Document:
— Begin —

# Introduction

In this notebook I will outline the main method used to generate pseudo random numbers in programming languages. Leading on from this we will then explore how the programming languages use these number to generate uniform variates. As a consequence we will be able to construct methods such that we can align pseudo random number generation across the programming languages. This research only concerns itself with Python, R and C++. For python we will consider the random functions within the numpy library, for R we will only concern ourselves with the standard random functions its employs, and for C++ we will look into both its standard random functions and those facilitated by the boost library. 

# The Mersenne Twister

This is a very popular pseudo random number generator (PRNG) used by programming languages. Although many offer the option to use other PRNG, often the default is an instance of The Mersenne Twister. The reason for its popularity is its large period (which we will discuss in due course, as its dependent on the particular instance of The Mersenne Twister algorithm we implement) and the strong result it provides for the $k$-distribution test.

## $k$-distribution test

This is a test that attempts to provide an indication whether a PRNG is 'random'. The general outline of the test is as follows:
- We have a pseudorandom sequence, $x_i$, of $w$-bit integers of period $P$.

— End —

Supplied material:
— Begin —

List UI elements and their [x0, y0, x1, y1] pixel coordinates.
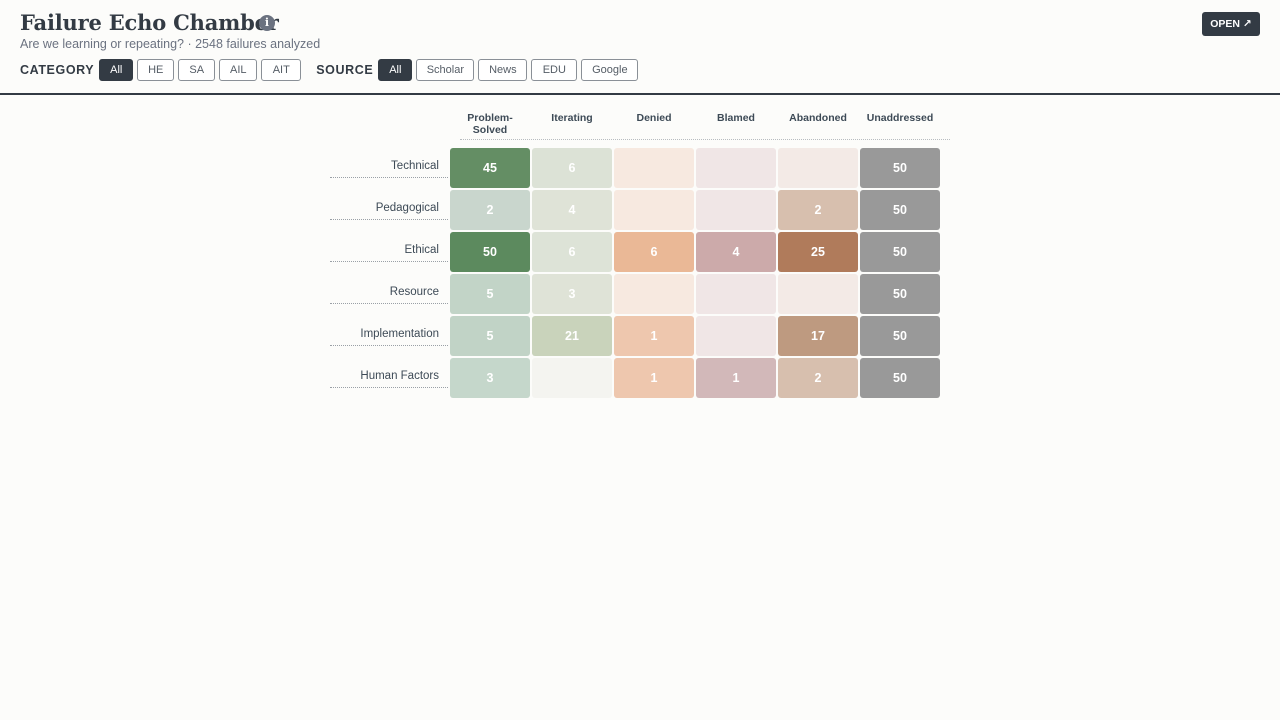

— End —

Objectives:
• A. In the PRNG notebook above the data, rewrite the paragraph beginning "In this notebook I will outline" more briefly, keeping its main facts.
• B. Answer from the PRNG notebook above the data, one answer per line:
(i) Which library's random functions are considered for Python?
(ii) What two reasons are given for the popularity of The Mersenne Twister?
(iii) What does the $k$-distribution test attempt to indicate about a PRNG?
• C. Extend the PRNG notebook above the data, starting after its last line about the pseudorandom sequence $x_i$ of $w$-bit integers of period $P$.

Results of the exercise:
• A.
The notebook outlines the main method programming languages use to generate pseudo random numbers. It then explores how those numbers are used to generate uniform variates, which leads to methods for aligning pseudo random number generation across languages. The research covers only three languages:
- Python: the random functions in the numpy library
- R: its standard random functions only
- C++: both its standard random functions and those provided by the boost library

• B.
(i) The numpy library.
(ii) Its large period and the strong result it provides for the $k$-distribution test.
(iii) Whether the PRNG is 'random'.

• C.
- We consider the vectors formed by the leading $v$ bits of $k$ of these $w$-bit integers
  - If we denote the leading $v$ bits of $x$ as $trunc_v(x)$, then the vectors we are considering are
$$(trunc_v(x_i),trunc_v(x_{i+1}),\dots,trunc_v(x_{i+k-1}),\quad\text{for } 0\leq i\leq P$$
- There are $2^{kv}$ possible vectors, so we say that the random sequence $(x_i)$ is $k$-distributed to $v$-bit accuracy if each of combination of bits occurs the same number of times within a period, except for the all-zero combination that occurs onces less often.

The source provides an illustrative geometric understanding of the test, and why it is useful to consider.

## Terminology

To understand how the algorithm works we should clear up some terminology. We will be dealing with *words* of size $w$, that is we are considering integers between $0$ and $2^w-1$. For a given word we can associate with it a *word vector*, this is simply a $w$-dimensional row vector over $\mathbb{F}_2$. We associate the two by the binary representation of the word, the least significant bit appear to the right. To denote these word vectors we will use bold vector notation, $\mathbf{x}$.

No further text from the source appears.